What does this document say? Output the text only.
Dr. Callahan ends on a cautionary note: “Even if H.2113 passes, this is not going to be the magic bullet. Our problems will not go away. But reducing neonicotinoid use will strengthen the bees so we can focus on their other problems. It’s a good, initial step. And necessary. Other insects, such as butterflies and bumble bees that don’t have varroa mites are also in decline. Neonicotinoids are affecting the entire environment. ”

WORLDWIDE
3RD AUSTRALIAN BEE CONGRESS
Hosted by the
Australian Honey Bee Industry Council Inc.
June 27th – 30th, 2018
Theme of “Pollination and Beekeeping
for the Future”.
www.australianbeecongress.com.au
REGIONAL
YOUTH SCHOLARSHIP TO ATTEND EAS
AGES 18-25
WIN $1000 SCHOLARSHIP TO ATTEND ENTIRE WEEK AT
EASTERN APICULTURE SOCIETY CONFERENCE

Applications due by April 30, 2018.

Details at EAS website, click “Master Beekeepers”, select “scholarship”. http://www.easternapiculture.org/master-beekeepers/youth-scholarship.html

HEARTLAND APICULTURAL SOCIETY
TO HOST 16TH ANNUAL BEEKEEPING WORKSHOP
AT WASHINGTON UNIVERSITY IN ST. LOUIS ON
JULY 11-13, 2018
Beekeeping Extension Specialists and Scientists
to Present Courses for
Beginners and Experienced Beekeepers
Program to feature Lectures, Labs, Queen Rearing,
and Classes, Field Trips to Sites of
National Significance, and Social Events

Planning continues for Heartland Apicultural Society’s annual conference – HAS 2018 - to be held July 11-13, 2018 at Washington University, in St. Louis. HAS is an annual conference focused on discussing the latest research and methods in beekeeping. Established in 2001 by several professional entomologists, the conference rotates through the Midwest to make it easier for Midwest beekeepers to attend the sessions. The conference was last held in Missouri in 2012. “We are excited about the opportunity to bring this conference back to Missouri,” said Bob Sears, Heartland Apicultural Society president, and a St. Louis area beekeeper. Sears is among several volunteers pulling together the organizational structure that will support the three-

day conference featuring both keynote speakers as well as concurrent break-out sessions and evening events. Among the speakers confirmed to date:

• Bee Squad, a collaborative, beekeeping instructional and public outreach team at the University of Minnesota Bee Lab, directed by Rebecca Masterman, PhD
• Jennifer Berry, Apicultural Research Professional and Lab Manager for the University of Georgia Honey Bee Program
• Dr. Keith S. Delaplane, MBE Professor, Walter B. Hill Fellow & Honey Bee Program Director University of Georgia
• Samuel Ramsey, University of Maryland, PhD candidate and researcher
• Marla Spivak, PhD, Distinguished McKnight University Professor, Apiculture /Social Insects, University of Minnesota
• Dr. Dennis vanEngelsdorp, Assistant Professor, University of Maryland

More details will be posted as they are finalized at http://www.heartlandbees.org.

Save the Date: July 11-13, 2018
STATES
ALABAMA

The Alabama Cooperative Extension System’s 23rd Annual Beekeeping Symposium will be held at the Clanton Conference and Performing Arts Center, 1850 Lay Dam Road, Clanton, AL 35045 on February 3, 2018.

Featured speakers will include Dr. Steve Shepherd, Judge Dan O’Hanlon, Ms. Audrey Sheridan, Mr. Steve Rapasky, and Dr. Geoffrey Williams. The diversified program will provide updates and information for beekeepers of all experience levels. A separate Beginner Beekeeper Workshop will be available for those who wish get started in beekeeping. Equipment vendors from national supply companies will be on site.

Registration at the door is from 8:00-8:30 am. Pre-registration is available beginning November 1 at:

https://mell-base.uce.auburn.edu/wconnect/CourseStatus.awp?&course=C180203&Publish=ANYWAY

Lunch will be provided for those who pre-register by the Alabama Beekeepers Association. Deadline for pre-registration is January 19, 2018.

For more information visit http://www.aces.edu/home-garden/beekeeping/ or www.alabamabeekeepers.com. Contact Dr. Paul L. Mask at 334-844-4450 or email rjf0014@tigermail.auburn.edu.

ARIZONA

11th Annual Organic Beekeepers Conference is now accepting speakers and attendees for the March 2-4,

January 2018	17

_Directions:_ Copy out the lines that hold "January".

_Full output:_
Lunch will be provided for those who pre-register by the Alabama Beekeepers Association. Deadline for pre-registration is January 19, 2018.
January 2018	17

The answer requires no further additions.